[Start Dataset extract]

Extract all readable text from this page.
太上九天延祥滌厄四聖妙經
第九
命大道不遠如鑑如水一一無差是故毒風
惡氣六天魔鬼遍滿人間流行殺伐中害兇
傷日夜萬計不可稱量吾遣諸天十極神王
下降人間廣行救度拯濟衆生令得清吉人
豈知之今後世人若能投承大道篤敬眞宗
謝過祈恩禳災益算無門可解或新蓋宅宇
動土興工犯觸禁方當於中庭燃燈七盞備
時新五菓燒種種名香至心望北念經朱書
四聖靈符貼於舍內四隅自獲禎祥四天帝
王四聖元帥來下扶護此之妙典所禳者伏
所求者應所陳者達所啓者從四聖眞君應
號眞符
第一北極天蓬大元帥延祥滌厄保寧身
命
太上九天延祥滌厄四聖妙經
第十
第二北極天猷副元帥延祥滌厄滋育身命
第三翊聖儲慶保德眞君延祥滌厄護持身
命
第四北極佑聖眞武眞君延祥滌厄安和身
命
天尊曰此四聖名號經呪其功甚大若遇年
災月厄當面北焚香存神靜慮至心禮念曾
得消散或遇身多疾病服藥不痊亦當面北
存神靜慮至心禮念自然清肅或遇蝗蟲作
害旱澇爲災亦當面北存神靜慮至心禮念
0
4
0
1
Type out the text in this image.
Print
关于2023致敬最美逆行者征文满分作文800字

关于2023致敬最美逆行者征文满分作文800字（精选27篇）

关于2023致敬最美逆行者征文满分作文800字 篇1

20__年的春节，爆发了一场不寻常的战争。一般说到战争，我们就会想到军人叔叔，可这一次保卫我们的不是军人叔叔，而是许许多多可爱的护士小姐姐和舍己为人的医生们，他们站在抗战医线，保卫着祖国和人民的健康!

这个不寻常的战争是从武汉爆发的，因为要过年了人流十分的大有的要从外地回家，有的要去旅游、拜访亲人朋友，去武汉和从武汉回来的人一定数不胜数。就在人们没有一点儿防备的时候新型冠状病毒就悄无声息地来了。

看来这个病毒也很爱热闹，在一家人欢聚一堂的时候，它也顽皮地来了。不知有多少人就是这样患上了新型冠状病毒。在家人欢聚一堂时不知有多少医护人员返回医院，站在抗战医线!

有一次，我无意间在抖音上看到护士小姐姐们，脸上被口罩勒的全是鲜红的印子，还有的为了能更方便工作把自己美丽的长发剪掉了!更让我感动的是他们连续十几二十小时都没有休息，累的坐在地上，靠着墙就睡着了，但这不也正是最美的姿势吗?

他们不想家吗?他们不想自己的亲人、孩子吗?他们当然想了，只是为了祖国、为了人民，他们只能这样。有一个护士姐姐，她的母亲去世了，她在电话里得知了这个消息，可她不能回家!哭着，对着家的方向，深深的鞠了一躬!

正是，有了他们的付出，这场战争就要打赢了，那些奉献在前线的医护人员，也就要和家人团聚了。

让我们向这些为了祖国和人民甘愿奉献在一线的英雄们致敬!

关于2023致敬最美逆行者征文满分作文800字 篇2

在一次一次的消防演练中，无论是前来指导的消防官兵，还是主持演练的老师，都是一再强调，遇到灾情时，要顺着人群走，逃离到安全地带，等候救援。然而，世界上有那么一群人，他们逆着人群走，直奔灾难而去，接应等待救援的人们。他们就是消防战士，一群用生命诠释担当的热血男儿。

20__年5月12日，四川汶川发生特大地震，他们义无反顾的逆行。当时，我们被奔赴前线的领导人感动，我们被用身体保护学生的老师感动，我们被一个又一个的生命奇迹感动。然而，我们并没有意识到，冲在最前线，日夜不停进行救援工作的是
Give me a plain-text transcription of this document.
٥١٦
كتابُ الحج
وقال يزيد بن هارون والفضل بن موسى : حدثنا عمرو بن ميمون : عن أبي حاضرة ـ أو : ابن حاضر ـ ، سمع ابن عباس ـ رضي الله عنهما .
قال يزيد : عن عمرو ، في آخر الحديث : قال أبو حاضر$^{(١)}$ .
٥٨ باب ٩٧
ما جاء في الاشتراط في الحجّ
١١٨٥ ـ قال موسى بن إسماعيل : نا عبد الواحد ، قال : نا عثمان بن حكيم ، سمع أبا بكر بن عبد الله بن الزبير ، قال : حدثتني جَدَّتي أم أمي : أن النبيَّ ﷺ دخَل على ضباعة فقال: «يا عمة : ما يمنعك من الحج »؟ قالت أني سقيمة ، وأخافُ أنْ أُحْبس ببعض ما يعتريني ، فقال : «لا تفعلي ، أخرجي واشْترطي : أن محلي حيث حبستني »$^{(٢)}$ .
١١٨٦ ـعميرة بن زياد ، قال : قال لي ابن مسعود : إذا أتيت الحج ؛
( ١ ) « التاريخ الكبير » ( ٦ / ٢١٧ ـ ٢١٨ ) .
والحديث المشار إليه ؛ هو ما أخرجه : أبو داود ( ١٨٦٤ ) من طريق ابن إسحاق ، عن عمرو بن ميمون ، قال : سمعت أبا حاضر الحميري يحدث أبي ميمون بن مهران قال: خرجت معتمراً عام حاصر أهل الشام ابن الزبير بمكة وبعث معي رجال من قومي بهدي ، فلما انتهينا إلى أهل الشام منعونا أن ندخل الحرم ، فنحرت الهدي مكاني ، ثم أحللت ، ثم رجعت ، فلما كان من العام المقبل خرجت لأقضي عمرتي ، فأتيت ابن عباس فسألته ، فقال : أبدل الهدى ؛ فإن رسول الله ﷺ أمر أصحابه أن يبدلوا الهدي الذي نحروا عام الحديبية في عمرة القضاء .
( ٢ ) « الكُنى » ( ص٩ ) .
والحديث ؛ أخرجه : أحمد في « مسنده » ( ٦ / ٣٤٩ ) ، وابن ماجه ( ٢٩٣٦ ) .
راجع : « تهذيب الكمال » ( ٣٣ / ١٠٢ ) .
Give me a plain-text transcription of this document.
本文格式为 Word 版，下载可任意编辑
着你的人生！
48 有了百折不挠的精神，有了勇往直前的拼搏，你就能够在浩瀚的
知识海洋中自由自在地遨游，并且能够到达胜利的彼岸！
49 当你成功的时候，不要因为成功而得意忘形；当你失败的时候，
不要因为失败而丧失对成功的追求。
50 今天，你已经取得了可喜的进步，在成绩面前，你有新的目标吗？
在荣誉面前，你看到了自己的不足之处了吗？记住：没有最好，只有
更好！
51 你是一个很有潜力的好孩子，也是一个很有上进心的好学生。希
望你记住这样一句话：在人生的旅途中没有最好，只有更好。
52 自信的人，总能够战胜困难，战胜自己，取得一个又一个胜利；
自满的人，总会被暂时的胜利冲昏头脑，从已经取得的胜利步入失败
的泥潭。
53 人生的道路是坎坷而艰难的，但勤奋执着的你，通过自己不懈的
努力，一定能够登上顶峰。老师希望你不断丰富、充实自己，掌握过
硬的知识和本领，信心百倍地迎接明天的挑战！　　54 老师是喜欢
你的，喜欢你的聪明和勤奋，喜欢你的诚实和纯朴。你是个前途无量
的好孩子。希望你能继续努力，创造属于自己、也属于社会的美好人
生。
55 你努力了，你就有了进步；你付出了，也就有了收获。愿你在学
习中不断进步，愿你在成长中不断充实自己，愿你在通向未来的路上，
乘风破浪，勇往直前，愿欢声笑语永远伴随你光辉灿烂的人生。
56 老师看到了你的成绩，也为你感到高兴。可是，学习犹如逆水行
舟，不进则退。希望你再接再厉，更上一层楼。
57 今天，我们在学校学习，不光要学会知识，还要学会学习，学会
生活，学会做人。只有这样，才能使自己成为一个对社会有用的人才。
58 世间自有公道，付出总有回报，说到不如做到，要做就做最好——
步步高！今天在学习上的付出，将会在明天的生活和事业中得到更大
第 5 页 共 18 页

[End Dataset extract]

** Given request **
Sift the material for lines with the string "text". Copy each one found.

** Output for this task **
Extract all readable text from this page.
Type out the text in this image.
Give me a plain-text transcription of this document.
Give me a plain-text transcription of this document.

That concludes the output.